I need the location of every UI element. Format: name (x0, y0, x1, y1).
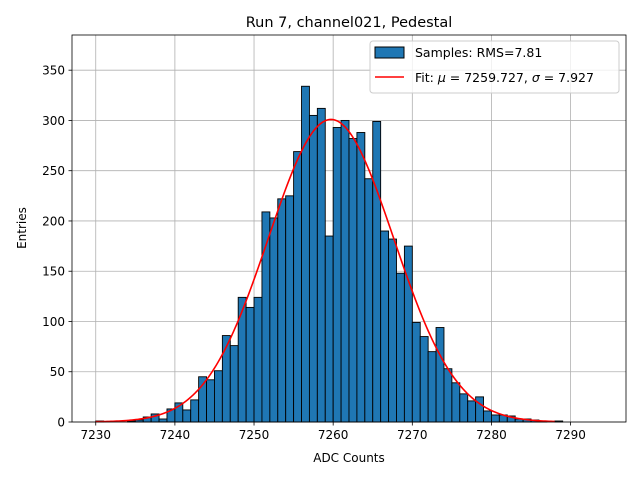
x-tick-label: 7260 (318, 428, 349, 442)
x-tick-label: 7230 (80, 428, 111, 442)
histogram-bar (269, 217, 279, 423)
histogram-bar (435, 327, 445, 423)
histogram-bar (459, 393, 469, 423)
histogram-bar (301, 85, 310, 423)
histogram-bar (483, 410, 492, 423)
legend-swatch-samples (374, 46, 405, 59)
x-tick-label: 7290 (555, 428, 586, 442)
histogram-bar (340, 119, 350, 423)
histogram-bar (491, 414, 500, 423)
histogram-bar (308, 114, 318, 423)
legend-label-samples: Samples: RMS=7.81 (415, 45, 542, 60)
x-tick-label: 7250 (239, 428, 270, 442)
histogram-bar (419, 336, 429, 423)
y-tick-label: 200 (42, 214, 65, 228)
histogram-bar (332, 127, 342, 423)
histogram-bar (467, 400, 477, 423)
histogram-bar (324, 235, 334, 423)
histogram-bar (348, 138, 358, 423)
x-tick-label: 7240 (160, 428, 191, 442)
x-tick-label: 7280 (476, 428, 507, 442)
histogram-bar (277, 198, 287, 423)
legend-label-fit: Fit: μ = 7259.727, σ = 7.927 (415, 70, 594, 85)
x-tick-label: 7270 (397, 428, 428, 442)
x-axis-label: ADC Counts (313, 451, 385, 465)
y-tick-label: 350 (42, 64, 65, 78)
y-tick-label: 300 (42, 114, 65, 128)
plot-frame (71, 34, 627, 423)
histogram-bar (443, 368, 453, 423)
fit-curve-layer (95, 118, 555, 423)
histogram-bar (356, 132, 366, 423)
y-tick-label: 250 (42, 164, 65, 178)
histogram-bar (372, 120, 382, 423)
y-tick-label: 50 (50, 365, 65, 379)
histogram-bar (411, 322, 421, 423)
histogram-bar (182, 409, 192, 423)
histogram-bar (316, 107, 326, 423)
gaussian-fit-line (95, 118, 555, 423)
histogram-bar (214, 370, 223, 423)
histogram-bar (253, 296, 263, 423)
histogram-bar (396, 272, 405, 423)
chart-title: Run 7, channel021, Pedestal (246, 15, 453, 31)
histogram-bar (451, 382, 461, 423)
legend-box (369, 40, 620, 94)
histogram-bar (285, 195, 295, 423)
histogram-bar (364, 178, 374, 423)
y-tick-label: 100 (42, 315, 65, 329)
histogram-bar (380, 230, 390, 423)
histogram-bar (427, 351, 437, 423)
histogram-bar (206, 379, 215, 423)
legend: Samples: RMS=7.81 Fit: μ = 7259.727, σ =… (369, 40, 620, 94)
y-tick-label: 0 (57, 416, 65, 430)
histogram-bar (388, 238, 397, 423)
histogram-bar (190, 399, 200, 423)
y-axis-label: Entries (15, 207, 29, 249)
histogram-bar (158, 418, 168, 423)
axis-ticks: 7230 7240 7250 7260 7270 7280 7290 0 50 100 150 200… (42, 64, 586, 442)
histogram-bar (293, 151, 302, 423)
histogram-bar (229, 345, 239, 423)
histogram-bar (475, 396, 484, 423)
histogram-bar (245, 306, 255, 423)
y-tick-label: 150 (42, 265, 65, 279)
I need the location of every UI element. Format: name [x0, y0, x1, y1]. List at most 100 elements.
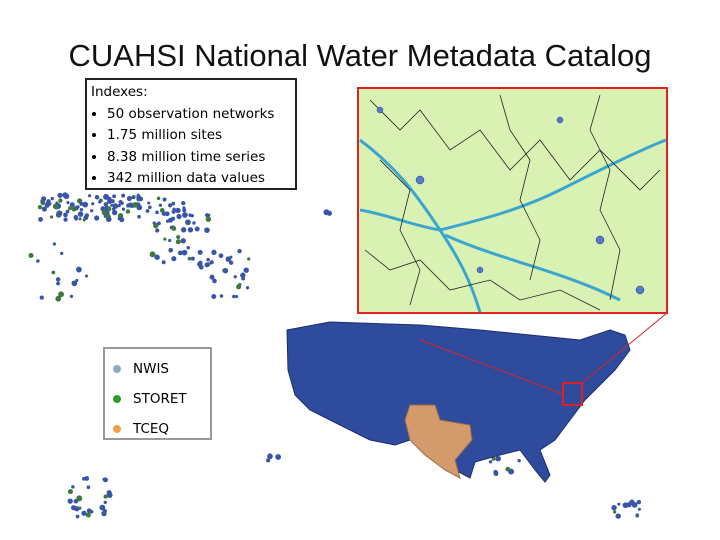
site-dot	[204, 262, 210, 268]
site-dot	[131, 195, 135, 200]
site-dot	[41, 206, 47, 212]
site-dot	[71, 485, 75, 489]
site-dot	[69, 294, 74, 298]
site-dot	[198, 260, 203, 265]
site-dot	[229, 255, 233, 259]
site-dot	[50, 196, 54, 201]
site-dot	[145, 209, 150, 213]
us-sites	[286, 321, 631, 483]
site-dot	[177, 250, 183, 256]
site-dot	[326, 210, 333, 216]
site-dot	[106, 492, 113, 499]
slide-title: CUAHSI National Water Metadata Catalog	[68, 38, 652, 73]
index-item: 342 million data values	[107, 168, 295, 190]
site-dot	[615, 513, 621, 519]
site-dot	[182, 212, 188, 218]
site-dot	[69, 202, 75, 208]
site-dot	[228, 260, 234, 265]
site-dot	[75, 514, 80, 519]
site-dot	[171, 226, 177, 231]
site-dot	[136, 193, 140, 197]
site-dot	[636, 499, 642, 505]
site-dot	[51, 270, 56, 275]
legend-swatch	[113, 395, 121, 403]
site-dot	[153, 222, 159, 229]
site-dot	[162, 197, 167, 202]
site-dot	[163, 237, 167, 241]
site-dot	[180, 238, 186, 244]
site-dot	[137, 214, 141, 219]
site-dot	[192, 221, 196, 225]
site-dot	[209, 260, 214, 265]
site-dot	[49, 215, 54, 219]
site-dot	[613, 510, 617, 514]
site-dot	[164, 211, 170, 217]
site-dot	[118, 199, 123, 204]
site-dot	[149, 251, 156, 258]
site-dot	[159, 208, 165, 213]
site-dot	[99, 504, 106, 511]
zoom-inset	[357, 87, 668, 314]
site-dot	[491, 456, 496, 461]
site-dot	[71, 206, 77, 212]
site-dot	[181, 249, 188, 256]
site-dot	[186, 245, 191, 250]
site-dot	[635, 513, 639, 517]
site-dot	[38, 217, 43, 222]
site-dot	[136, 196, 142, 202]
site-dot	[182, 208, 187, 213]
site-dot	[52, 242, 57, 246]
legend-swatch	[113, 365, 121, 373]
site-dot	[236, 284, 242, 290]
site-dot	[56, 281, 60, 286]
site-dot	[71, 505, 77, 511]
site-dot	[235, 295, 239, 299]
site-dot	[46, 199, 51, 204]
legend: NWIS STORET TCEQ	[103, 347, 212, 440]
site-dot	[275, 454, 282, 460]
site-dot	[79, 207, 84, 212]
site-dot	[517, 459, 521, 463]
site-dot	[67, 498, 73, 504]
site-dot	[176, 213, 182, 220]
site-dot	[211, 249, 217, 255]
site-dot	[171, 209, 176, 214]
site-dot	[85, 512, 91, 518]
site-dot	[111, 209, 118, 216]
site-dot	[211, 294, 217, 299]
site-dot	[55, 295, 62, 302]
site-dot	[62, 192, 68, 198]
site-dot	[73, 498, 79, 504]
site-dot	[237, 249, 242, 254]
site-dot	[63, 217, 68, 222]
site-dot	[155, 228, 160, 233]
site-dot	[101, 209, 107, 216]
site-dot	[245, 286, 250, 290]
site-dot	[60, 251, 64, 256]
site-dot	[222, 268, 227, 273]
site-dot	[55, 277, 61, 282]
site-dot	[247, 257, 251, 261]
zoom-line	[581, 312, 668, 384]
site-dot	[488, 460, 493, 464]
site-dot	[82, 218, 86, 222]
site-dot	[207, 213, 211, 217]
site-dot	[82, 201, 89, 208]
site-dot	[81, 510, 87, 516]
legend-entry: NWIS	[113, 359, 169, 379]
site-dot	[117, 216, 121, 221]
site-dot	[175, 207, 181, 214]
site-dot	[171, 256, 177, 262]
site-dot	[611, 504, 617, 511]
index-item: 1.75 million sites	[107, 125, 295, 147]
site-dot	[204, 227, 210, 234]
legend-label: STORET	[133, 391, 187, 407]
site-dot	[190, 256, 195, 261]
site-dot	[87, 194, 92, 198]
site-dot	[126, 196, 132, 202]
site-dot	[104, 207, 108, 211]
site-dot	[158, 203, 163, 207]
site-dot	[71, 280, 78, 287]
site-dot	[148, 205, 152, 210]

* _TASK_
Copy the lines in the items above exactly, starting at the line that contains "262, 210, 268]" and ending at the line that contains "209, 150, 213]", with both included.

* _EXERCISE RESULT_
site-dot	[204, 262, 210, 268]
site-dot	[131, 195, 135, 200]
site-dot	[41, 206, 47, 212]
site-dot	[71, 485, 75, 489]
site-dot	[69, 294, 74, 298]
site-dot	[198, 260, 203, 265]
site-dot	[229, 255, 233, 259]
site-dot	[50, 196, 54, 201]
site-dot	[145, 209, 150, 213]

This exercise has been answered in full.